━━━ INPUT FOR THIS TASK ━━━

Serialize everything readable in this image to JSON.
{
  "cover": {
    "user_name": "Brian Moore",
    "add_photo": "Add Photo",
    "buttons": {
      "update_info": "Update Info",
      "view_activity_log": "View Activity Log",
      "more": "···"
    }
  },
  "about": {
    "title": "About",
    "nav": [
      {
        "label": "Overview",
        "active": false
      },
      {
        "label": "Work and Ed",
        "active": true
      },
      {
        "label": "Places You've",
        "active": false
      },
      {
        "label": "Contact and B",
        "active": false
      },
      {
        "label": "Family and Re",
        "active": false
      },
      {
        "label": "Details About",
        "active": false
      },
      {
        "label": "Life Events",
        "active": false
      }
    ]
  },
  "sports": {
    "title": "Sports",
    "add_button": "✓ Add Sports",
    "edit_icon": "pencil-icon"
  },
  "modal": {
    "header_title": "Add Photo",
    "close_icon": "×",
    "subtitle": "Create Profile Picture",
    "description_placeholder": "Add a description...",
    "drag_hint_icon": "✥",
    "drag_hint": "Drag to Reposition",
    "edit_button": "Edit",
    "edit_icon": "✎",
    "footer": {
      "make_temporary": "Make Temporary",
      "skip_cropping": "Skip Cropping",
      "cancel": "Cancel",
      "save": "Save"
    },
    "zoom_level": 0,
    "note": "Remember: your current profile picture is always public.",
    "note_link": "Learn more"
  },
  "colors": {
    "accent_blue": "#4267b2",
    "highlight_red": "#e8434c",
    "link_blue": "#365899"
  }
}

━━━

- REQUIREMENT: Extract each line from the listing above, please, and repeat it exactly.

- FINISHED ANSWER:
Serialize everything readable in this image to JSON.
{
  "cover": {
    "user_name": "Brian Moore",
    "add_photo": "Add Photo",
    "buttons": {
      "update_info": "Update Info",
      "view_activity_log": "View Activity Log",
      "more": "···"
    }
  },
  "about": {
    "title": "About",
    "nav": [
      {
        "label": "Overview",
        "active": false
      },
      {
        "label": "Work and Ed",
        "active": true
      },
      {
        "label": "Places You've",
        "active": false
      },
      {
        "label": "Contact and B",
        "active": false
      },
      {
        "label": "Family and Re",
        "active": false
      },
      {
        "label": "Details About",
        "active": false
      },
      {
        "label": "Life Events",
        "active": false
      }
    ]
  },
  "sports": {
    "title": "Sports",
    "add_button": "✓ Add Sports",
    "edit_icon": "pencil-icon"
  },
  "modal": {
    "header_title": "Add Photo",
    "close_icon": "×",
    "subtitle": "Create Profile Picture",
    "description_placeholder": "Add a description...",
    "drag_hint_icon": "✥",
    "drag_hint": "Drag to Reposition",
    "edit_button": "Edit",
    "edit_icon": "✎",
    "footer": {
      "make_temporary": "Make Temporary",
      "skip_cropping": "Skip Cropping",
      "cancel": "Cancel",
      "save": "Save"
    },
    "zoom_level": 0,
    "note": "Remember: your current profile picture is always public.",
    "note_link": "Learn more"
  },
  "colors": {
    "accent_blue": "#4267b2",
    "highlight_red": "#e8434c",
    "link_blue": "#365899"
  }
}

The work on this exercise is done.